** Exercise task **
Find the lines that contain the word "расшифровка" and copy each one.

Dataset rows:

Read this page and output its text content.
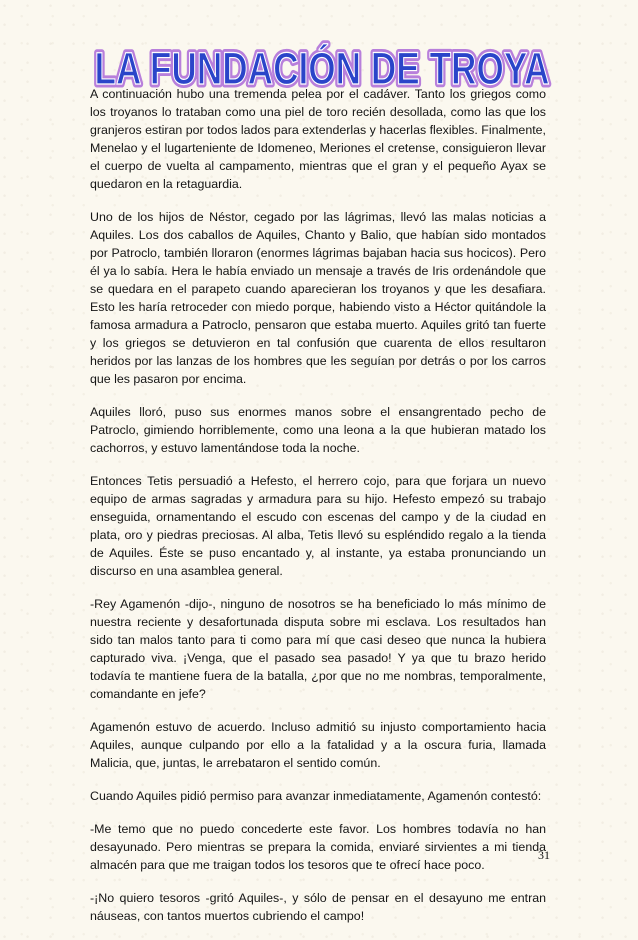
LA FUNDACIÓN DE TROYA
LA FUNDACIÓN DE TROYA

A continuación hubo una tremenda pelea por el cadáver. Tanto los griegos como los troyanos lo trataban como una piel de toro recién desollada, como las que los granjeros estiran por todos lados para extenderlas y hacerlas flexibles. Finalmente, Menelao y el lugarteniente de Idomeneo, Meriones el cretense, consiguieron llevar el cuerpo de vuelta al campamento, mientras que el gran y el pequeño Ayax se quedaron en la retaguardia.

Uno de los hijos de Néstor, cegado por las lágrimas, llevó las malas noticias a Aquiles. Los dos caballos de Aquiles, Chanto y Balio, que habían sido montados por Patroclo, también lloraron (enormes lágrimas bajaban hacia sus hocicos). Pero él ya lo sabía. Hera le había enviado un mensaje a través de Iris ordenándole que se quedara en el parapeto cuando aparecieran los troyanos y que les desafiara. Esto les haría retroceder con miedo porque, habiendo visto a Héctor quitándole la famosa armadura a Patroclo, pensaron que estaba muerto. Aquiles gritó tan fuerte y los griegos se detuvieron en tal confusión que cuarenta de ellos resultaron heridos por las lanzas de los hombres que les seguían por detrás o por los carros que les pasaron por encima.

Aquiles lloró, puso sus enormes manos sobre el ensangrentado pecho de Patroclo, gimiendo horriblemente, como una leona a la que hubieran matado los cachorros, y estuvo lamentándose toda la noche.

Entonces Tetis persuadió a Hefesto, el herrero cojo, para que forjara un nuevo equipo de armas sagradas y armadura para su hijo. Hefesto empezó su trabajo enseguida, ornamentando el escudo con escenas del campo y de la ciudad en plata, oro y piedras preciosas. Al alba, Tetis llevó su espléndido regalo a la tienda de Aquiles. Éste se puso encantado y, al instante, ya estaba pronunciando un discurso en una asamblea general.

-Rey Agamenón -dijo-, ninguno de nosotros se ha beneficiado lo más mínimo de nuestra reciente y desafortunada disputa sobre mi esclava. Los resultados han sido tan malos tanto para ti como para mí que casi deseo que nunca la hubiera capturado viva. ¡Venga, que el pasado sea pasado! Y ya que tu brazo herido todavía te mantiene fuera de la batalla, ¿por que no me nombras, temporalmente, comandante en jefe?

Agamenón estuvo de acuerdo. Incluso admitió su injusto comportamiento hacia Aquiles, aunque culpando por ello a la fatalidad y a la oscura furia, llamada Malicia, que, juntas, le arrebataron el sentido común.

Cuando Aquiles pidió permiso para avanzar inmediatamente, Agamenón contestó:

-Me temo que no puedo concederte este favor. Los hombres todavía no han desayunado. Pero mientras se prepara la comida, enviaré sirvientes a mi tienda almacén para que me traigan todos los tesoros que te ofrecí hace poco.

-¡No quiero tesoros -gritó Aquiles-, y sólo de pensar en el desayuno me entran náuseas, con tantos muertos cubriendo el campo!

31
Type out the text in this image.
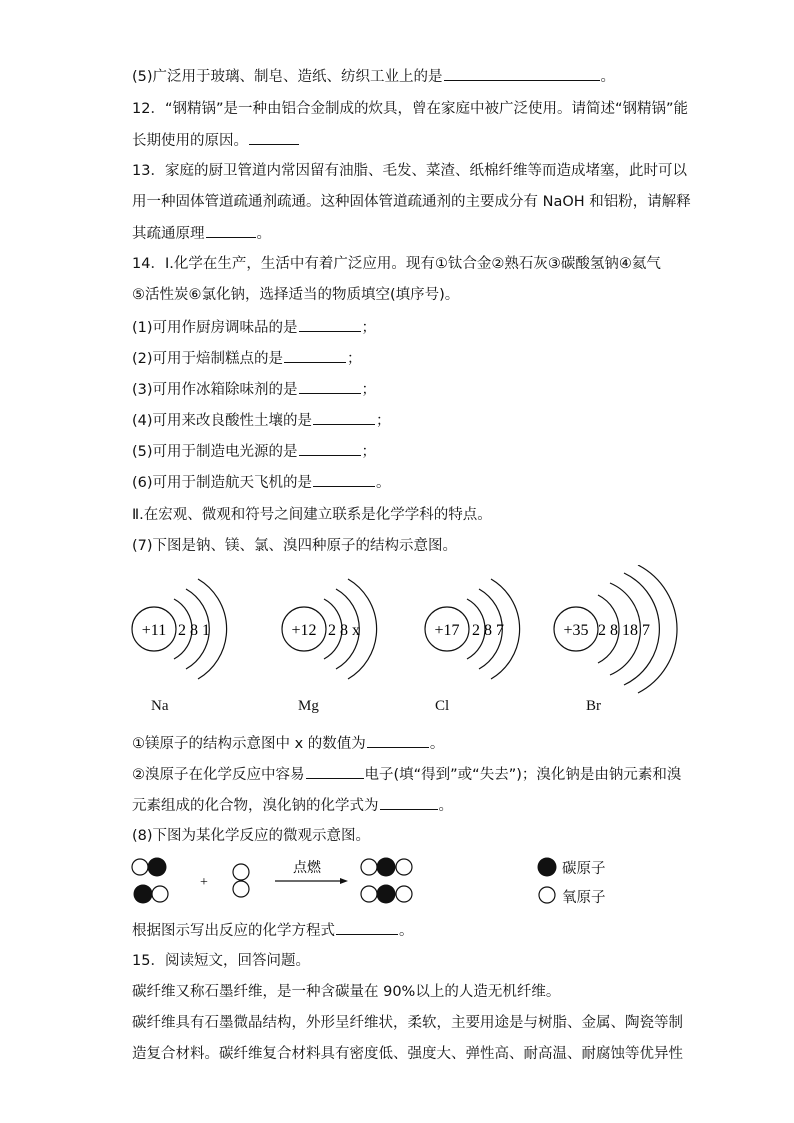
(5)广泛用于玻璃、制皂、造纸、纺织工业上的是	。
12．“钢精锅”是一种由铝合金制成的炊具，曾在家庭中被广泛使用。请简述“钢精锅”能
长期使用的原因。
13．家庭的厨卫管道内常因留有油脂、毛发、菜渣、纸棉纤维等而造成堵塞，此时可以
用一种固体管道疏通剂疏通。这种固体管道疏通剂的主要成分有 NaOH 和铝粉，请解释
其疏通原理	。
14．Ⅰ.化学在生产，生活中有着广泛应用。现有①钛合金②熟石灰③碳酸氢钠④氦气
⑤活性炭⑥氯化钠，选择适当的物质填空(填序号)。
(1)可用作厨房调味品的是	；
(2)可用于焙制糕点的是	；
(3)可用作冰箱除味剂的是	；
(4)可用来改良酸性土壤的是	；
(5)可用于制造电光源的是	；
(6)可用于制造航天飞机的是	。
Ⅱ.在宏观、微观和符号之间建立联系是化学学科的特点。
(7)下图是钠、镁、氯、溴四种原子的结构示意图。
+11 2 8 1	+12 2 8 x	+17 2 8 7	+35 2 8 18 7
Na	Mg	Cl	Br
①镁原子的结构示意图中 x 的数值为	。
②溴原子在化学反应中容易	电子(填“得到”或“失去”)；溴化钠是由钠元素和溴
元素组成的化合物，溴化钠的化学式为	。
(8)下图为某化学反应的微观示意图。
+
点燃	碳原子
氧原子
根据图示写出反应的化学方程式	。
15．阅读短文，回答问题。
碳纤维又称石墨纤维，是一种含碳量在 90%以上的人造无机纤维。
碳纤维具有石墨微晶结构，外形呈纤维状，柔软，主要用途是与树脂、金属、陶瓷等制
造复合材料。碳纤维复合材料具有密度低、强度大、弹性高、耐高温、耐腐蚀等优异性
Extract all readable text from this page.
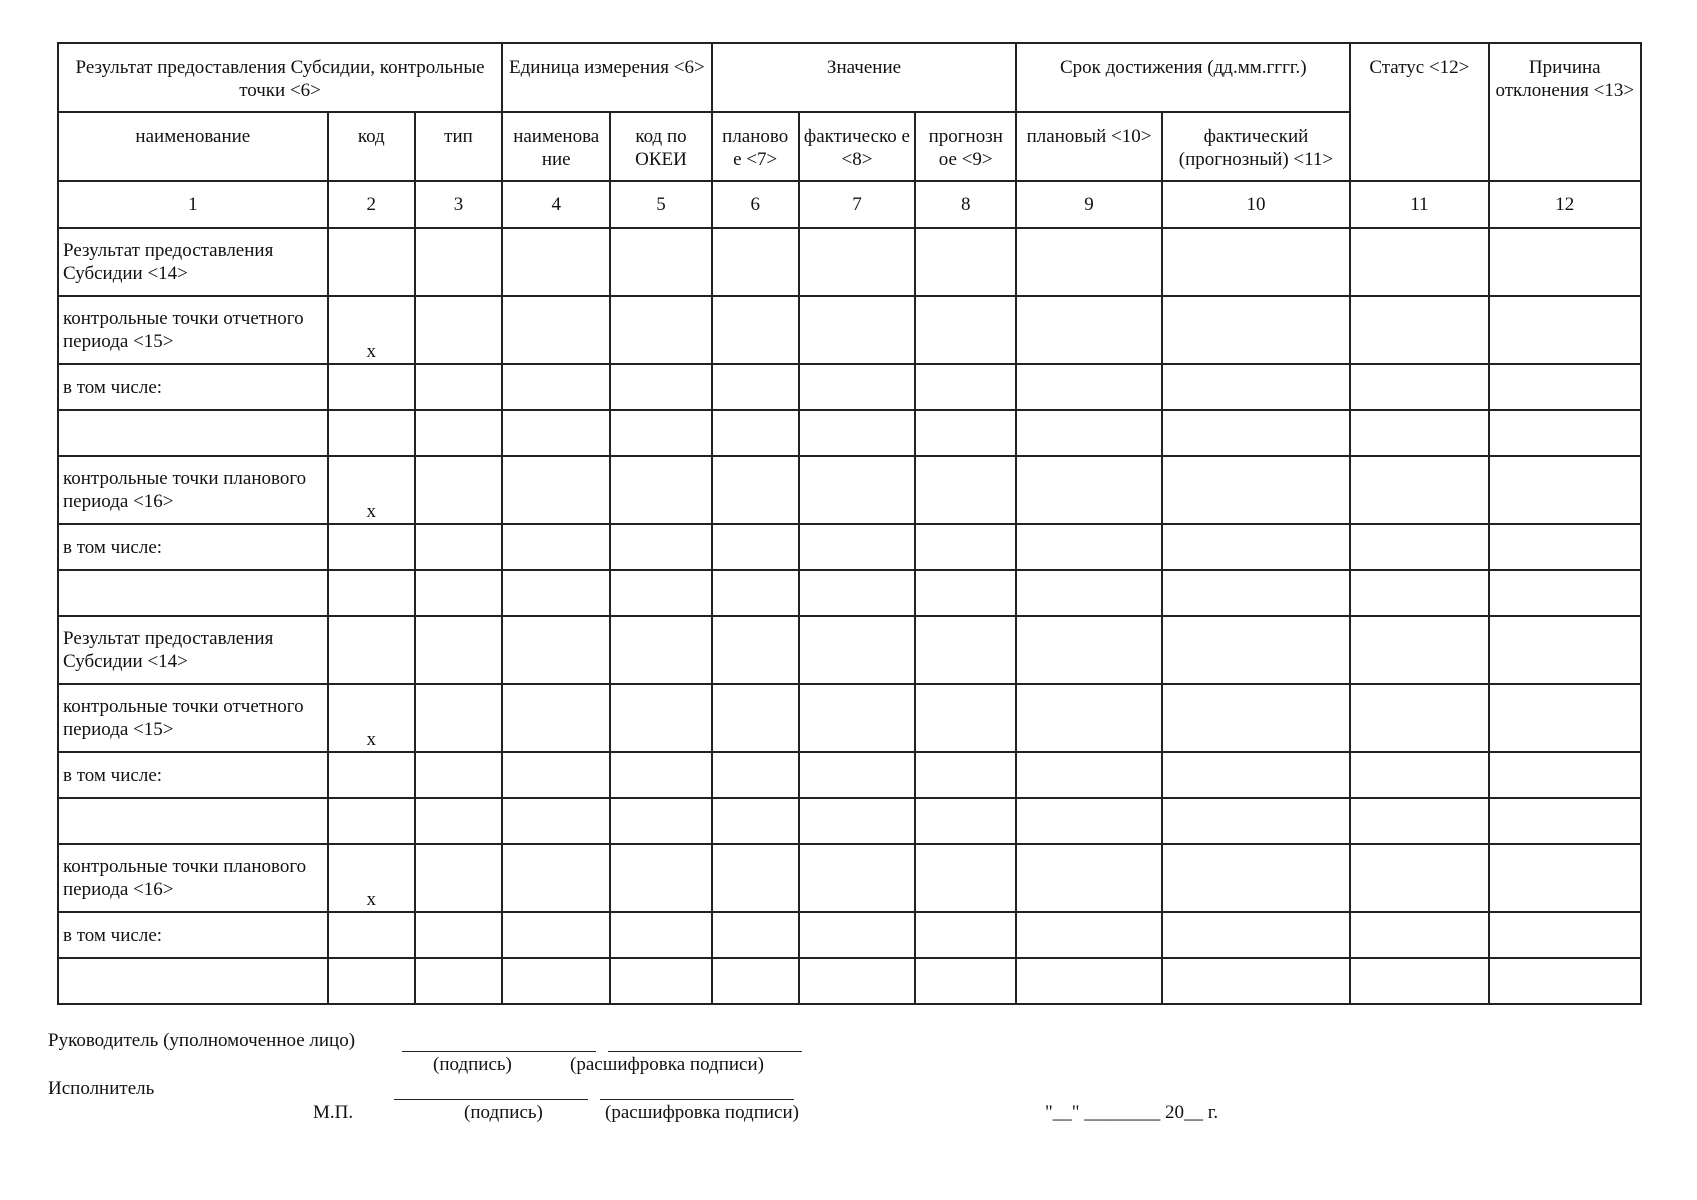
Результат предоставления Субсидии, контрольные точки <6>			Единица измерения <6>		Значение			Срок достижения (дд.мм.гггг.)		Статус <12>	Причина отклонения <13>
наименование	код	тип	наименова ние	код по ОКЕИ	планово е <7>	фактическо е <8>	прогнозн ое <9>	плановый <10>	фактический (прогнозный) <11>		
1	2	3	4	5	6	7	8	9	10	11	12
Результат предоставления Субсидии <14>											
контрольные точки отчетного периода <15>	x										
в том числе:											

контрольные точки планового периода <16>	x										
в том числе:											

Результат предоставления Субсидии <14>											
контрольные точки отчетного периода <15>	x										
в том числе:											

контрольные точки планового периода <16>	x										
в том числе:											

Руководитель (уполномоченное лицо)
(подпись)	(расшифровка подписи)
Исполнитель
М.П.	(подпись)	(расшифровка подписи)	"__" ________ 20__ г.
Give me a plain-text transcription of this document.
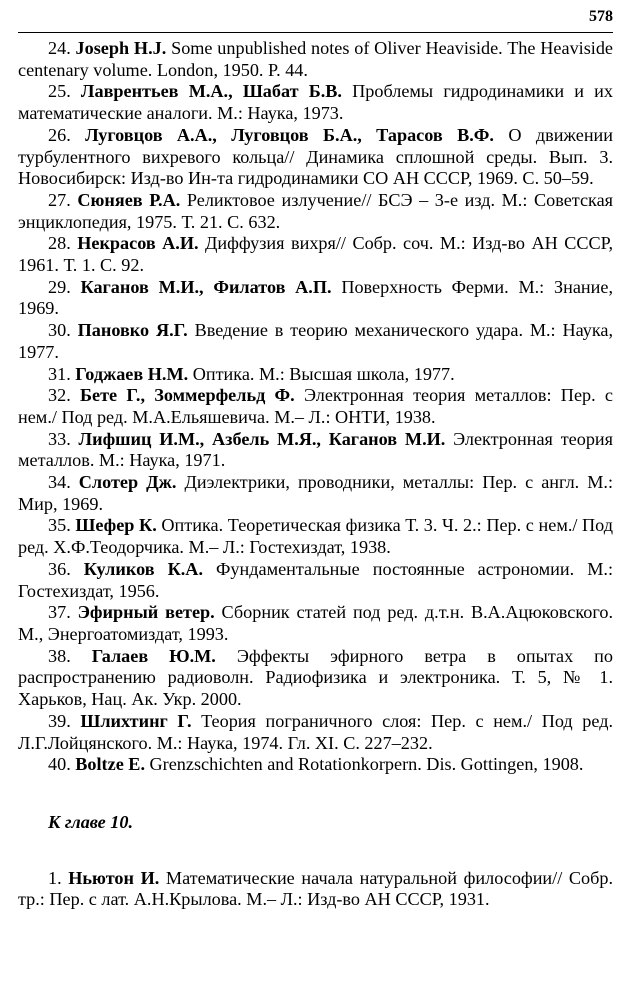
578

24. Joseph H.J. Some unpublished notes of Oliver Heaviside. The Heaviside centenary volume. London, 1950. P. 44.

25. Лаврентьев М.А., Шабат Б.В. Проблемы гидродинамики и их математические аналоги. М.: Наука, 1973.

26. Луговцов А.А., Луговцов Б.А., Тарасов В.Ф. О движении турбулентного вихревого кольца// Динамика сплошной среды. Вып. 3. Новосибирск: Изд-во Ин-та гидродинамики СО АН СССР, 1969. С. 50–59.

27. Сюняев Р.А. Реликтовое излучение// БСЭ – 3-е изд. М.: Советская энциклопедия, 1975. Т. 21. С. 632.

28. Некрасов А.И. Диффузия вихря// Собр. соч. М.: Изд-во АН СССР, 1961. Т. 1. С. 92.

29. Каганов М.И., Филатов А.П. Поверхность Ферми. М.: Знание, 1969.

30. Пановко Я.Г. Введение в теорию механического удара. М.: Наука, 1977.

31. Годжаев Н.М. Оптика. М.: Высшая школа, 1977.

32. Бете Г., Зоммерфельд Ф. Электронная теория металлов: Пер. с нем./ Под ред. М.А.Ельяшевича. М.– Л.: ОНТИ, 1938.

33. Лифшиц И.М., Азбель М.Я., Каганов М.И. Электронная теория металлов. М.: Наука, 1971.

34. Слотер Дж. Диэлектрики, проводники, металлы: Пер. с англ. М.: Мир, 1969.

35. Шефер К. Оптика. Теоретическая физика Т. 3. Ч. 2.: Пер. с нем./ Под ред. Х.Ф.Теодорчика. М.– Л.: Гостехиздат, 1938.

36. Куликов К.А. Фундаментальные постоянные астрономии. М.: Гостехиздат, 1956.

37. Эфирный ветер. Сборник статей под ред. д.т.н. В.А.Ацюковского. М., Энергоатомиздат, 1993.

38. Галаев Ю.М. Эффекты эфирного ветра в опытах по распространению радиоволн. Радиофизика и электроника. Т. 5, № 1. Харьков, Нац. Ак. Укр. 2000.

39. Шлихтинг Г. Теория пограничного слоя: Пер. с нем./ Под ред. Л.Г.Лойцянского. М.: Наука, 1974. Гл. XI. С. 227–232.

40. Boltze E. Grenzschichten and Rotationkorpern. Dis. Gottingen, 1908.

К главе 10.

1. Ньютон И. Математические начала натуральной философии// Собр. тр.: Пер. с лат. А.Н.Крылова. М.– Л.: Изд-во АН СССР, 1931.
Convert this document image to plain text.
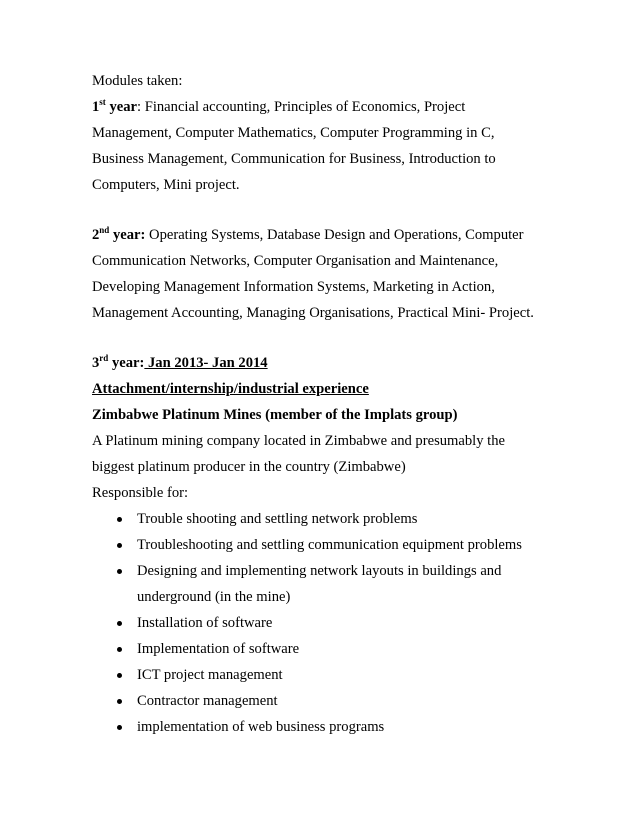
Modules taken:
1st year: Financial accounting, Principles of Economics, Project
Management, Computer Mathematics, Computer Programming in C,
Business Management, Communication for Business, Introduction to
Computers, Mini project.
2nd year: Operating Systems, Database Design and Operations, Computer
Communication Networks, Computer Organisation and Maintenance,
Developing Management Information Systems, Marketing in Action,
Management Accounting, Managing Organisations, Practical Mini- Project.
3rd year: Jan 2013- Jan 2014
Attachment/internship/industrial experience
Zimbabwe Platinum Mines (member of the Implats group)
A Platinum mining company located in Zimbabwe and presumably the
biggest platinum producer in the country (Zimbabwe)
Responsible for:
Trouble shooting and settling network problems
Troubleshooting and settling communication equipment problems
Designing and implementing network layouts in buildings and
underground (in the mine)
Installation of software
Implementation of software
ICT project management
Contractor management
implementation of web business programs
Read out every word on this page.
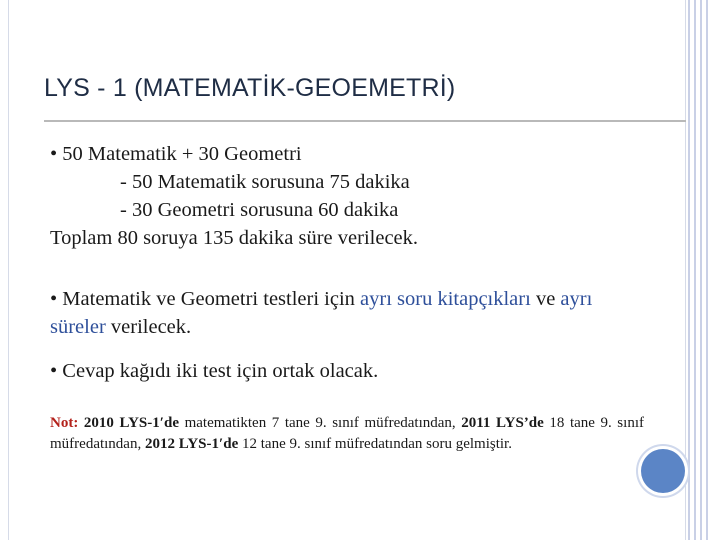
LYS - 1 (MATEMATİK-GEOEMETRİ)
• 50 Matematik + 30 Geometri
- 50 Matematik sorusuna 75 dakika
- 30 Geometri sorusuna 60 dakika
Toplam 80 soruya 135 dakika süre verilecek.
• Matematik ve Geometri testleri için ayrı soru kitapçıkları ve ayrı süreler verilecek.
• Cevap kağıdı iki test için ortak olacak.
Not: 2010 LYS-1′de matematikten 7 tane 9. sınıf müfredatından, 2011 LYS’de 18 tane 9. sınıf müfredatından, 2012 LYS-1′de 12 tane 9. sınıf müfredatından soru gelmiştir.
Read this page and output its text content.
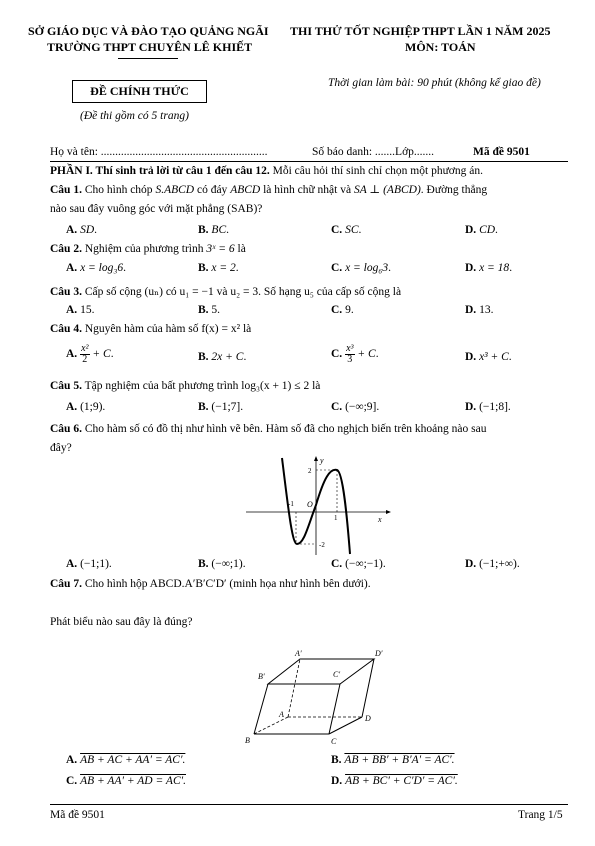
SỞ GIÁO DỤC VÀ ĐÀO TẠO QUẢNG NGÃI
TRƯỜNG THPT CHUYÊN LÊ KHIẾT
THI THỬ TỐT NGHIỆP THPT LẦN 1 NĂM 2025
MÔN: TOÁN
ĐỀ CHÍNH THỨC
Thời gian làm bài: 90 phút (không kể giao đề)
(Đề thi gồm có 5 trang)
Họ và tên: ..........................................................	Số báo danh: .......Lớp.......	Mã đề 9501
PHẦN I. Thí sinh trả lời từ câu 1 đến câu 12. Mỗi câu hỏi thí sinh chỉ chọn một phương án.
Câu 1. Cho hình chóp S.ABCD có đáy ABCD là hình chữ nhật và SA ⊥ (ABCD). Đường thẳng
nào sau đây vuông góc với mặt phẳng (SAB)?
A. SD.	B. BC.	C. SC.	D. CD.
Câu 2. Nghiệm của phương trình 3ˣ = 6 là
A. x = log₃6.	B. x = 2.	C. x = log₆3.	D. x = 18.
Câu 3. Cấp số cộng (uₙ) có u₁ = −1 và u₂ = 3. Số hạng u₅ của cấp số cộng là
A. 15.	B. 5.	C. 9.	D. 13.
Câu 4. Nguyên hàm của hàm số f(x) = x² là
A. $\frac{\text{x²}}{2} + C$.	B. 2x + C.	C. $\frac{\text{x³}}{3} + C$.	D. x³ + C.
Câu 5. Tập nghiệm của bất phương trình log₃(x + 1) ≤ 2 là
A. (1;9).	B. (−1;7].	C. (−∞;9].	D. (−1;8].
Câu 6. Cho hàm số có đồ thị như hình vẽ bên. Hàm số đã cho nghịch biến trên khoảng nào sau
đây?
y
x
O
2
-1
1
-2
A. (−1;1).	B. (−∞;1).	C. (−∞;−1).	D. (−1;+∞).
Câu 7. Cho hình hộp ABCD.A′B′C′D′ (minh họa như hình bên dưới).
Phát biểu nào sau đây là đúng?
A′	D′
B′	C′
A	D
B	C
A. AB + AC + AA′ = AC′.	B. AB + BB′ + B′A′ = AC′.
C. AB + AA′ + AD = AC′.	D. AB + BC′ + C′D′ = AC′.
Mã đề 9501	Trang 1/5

** Answer to this task **
(подпись)	(расшифровка подписи)
М.П.	(подпись)	(расшифровка подписи)	"__" ________ 20__ г.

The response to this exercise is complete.